* [Required work]
Skip all pictures, then print the remaining material exactly.
start
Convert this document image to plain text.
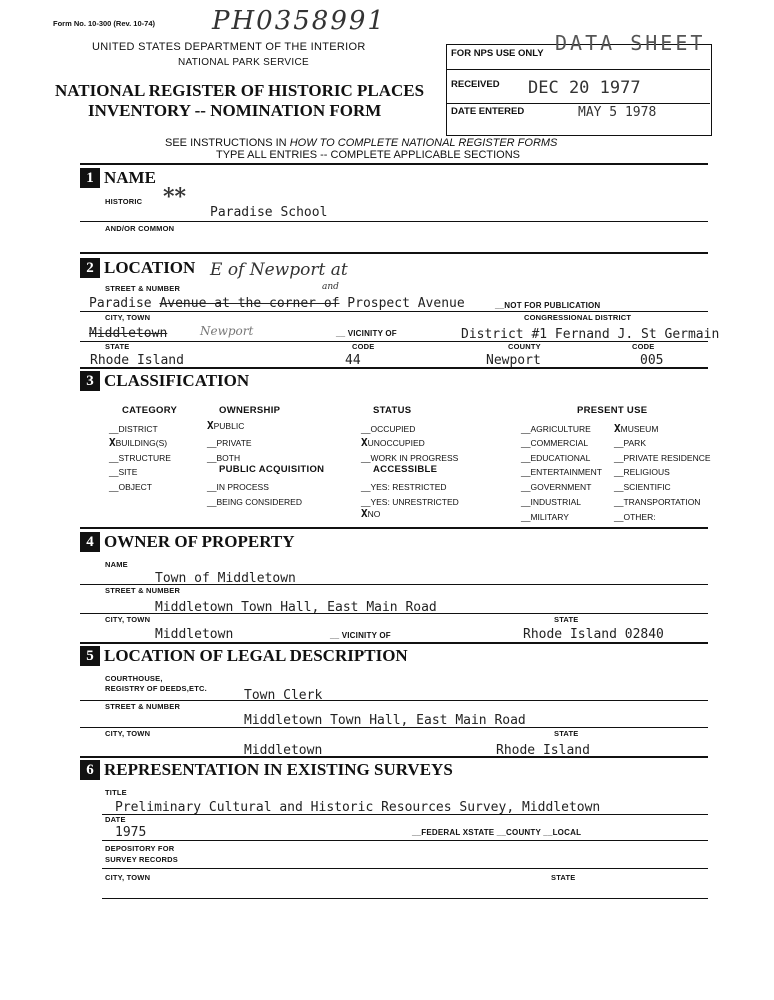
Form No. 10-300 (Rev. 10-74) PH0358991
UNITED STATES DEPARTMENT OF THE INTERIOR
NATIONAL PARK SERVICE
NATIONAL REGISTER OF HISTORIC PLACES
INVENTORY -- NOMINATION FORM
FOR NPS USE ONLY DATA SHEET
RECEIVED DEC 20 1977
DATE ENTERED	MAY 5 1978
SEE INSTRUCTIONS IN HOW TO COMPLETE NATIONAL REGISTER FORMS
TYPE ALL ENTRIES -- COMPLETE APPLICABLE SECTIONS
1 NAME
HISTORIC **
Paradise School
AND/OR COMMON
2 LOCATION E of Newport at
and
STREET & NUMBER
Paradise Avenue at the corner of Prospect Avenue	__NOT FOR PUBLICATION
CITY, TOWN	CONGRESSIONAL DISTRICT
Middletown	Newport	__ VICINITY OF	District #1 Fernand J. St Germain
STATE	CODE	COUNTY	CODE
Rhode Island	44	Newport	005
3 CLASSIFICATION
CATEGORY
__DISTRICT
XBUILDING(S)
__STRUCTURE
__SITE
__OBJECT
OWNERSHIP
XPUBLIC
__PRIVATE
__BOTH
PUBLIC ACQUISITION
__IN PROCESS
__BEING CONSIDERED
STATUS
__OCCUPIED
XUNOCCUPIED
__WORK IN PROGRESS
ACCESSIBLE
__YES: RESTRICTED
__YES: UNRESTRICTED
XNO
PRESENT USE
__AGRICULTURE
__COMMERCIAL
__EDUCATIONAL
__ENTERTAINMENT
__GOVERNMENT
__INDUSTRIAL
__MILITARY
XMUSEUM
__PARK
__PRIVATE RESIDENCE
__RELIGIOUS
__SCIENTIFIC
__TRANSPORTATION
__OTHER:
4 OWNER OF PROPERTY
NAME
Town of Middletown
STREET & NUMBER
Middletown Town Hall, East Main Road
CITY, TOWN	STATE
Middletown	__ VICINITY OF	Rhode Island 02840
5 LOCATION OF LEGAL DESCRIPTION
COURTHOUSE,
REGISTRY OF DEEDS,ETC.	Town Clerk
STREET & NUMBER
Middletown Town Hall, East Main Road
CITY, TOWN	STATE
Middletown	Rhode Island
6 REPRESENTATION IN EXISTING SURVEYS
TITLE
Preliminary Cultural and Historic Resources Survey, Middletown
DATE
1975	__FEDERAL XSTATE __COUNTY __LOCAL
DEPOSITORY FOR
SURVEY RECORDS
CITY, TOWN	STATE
end
* [Solution to this exercise]
Convert this document image to plain text.
Form No. 10-300 (Rev. 10-74) PH0358991
UNITED STATES DEPARTMENT OF THE INTERIOR
NATIONAL PARK SERVICE
NATIONAL REGISTER OF HISTORIC PLACES
INVENTORY -- NOMINATION FORM
FOR NPS USE ONLY DATA SHEET
RECEIVED DEC 20 1977
DATE ENTERED	MAY 5 1978
SEE INSTRUCTIONS IN HOW TO COMPLETE NATIONAL REGISTER FORMS
TYPE ALL ENTRIES -- COMPLETE APPLICABLE SECTIONS
1 NAME
HISTORIC **
Paradise School
AND/OR COMMON
2 LOCATION E of Newport at
and
STREET & NUMBER
Paradise Avenue at the corner of Prospect Avenue	__NOT FOR PUBLICATION
CITY, TOWN	CONGRESSIONAL DISTRICT
Middletown	Newport	__ VICINITY OF	District #1 Fernand J. St Germain
STATE	CODE	COUNTY	CODE
Rhode Island	44	Newport	005
3 CLASSIFICATION
CATEGORY
__DISTRICT
XBUILDING(S)
__STRUCTURE
__SITE
__OBJECT
OWNERSHIP
XPUBLIC
__PRIVATE
__BOTH
PUBLIC ACQUISITION
__IN PROCESS
__BEING CONSIDERED
STATUS
__OCCUPIED
XUNOCCUPIED
__WORK IN PROGRESS
ACCESSIBLE
__YES: RESTRICTED
__YES: UNRESTRICTED
XNO
PRESENT USE
__AGRICULTURE
__COMMERCIAL
__EDUCATIONAL
__ENTERTAINMENT
__GOVERNMENT
__INDUSTRIAL
__MILITARY
XMUSEUM
__PARK
__PRIVATE RESIDENCE
__RELIGIOUS
__SCIENTIFIC
__TRANSPORTATION
__OTHER:
4 OWNER OF PROPERTY
NAME
Town of Middletown
STREET & NUMBER
Middletown Town Hall, East Main Road
CITY, TOWN	STATE
Middletown	__ VICINITY OF	Rhode Island 02840
5 LOCATION OF LEGAL DESCRIPTION
COURTHOUSE,
REGISTRY OF DEEDS,ETC.	Town Clerk
STREET & NUMBER
Middletown Town Hall, East Main Road
CITY, TOWN	STATE
Middletown	Rhode Island
6 REPRESENTATION IN EXISTING SURVEYS
TITLE
Preliminary Cultural and Historic Resources Survey, Middletown
DATE
1975	__FEDERAL XSTATE __COUNTY __LOCAL
DEPOSITORY FOR
SURVEY RECORDS
CITY, TOWN	STATE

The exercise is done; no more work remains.